__WHAT TO WORK ON__:
Copy out the listing exactly.

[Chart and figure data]
** START **
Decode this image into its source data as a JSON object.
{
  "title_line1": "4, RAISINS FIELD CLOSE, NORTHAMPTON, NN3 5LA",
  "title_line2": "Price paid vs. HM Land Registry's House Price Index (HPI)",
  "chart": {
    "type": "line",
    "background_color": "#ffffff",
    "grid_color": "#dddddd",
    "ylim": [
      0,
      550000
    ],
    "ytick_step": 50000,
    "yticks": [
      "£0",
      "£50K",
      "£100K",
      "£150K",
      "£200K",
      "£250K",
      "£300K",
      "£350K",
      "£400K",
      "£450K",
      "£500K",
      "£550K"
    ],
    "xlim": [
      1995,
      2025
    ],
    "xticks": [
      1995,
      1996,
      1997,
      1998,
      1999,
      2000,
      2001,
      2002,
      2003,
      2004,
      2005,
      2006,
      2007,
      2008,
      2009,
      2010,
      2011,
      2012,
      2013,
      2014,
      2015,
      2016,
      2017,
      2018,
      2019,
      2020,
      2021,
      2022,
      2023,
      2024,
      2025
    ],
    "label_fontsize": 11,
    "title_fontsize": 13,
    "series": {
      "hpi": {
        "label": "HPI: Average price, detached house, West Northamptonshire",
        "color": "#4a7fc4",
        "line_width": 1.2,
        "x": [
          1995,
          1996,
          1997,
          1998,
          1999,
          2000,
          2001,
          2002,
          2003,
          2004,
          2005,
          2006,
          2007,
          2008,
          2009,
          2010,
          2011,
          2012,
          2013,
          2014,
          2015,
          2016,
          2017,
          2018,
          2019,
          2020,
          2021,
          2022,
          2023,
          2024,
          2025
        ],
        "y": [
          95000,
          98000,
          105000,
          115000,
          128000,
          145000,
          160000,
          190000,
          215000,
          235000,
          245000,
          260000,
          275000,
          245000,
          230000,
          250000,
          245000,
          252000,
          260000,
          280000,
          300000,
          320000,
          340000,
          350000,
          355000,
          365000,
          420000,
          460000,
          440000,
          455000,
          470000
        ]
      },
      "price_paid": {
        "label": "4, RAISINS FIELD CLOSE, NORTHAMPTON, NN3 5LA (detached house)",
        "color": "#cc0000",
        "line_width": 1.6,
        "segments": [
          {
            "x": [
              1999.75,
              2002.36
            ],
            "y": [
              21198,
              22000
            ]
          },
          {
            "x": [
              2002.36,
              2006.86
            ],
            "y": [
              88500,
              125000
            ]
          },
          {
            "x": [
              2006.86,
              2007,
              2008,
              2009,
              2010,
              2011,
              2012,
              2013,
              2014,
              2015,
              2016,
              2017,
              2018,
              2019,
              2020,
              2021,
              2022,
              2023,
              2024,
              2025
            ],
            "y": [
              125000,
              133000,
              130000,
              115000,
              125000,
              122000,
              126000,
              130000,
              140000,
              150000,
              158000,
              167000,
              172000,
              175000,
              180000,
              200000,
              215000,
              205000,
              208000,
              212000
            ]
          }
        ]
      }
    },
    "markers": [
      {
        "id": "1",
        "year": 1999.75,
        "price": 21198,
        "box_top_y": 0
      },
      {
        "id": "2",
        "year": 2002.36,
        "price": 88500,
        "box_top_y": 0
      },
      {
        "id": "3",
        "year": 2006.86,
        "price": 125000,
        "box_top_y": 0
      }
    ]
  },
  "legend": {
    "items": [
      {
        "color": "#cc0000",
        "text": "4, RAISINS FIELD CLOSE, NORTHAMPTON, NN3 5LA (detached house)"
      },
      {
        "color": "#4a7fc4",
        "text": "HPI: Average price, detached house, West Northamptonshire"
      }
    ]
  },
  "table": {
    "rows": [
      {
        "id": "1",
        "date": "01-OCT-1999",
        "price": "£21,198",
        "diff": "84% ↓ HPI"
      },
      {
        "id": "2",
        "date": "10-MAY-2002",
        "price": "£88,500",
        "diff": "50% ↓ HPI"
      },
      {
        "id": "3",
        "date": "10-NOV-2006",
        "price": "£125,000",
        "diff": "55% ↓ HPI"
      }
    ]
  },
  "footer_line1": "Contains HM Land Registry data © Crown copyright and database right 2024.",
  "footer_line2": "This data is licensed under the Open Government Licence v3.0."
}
** END **
__SOLUTION__:
Decode this image into its source data as a JSON object.
{
  "title_line1": "4, RAISINS FIELD CLOSE, NORTHAMPTON, NN3 5LA",
  "title_line2": "Price paid vs. HM Land Registry's House Price Index (HPI)",
  "chart": {
    "type": "line",
    "background_color": "#ffffff",
    "grid_color": "#dddddd",
    "ylim": [
      0,
      550000
    ],
    "ytick_step": 50000,
    "yticks": [
      "£0",
      "£50K",
      "£100K",
      "£150K",
      "£200K",
      "£250K",
      "£300K",
      "£350K",
      "£400K",
      "£450K",
      "£500K",
      "£550K"
    ],
    "xlim": [
      1995,
      2025
    ],
    "xticks": [
      1995,
      1996,
      1997,
      1998,
      1999,
      2000,
      2001,
      2002,
      2003,
      2004,
      2005,
      2006,
      2007,
      2008,
      2009,
      2010,
      2011,
      2012,
      2013,
      2014,
      2015,
      2016,
      2017,
      2018,
      2019,
      2020,
      2021,
      2022,
      2023,
      2024,
      2025
    ],
    "label_fontsize": 11,
    "title_fontsize": 13,
    "series": {
      "hpi": {
        "label": "HPI: Average price, detached house, West Northamptonshire",
        "color": "#4a7fc4",
        "line_width": 1.2,
        "x": [
          1995,
          1996,
          1997,
          1998,
          1999,
          2000,
          2001,
          2002,
          2003,
          2004,
          2005,
          2006,
          2007,
          2008,
          2009,
          2010,
          2011,
          2012,
          2013,
          2014,
          2015,
          2016,
          2017,
          2018,
          2019,
          2020,
          2021,
          2022,
          2023,
          2024,
          2025
        ],
        "y": [
          95000,
          98000,
          105000,
          115000,
          128000,
          145000,
          160000,
          190000,
          215000,
          235000,
          245000,
          260000,
          275000,
          245000,
          230000,
          250000,
          245000,
          252000,
          260000,
          280000,
          300000,
          320000,
          340000,
          350000,
          355000,
          365000,
          420000,
          460000,
          440000,
          455000,
          470000
        ]
      },
      "price_paid": {
        "label": "4, RAISINS FIELD CLOSE, NORTHAMPTON, NN3 5LA (detached house)",
        "color": "#cc0000",
        "line_width": 1.6,
        "segments": [
          {
            "x": [
              1999.75,
              2002.36
            ],
            "y": [
              21198,
              22000
            ]
          },
          {
            "x": [
              2002.36,
              2006.86
            ],
            "y": [
              88500,
              125000
            ]
          },
          {
            "x": [
              2006.86,
              2007,
              2008,
              2009,
              2010,
              2011,
              2012,
              2013,
              2014,
              2015,
              2016,
              2017,
              2018,
              2019,
              2020,
              2021,
              2022,
              2023,
              2024,
              2025
            ],
            "y": [
              125000,
              133000,
              130000,
              115000,
              125000,
              122000,
              126000,
              130000,
              140000,
              150000,
              158000,
              167000,
              172000,
              175000,
              180000,
              200000,
              215000,
              205000,
              208000,
              212000
            ]
          }
        ]
      }
    },
    "markers": [
      {
        "id": "1",
        "year": 1999.75,
        "price": 21198,
        "box_top_y": 0
      },
      {
        "id": "2",
        "year": 2002.36,
        "price": 88500,
        "box_top_y": 0
      },
      {
        "id": "3",
        "year": 2006.86,
        "price": 125000,
        "box_top_y": 0
      }
    ]
  },
  "legend": {
    "items": [
      {
        "color": "#cc0000",
        "text": "4, RAISINS FIELD CLOSE, NORTHAMPTON, NN3 5LA (detached house)"
      },
      {
        "color": "#4a7fc4",
        "text": "HPI: Average price, detached house, West Northamptonshire"
      }
    ]
  },
  "table": {
    "rows": [
      {
        "id": "1",
        "date": "01-OCT-1999",
        "price": "£21,198",
        "diff": "84% ↓ HPI"
      },
      {
        "id": "2",
        "date": "10-MAY-2002",
        "price": "£88,500",
        "diff": "50% ↓ HPI"
      },
      {
        "id": "3",
        "date": "10-NOV-2006",
        "price": "£125,000",
        "diff": "55% ↓ HPI"
      }
    ]
  },
  "footer_line1": "Contains HM Land Registry data © Crown copyright and database right 2024.",
  "footer_line2": "This data is licensed under the Open Government Licence v3.0."
}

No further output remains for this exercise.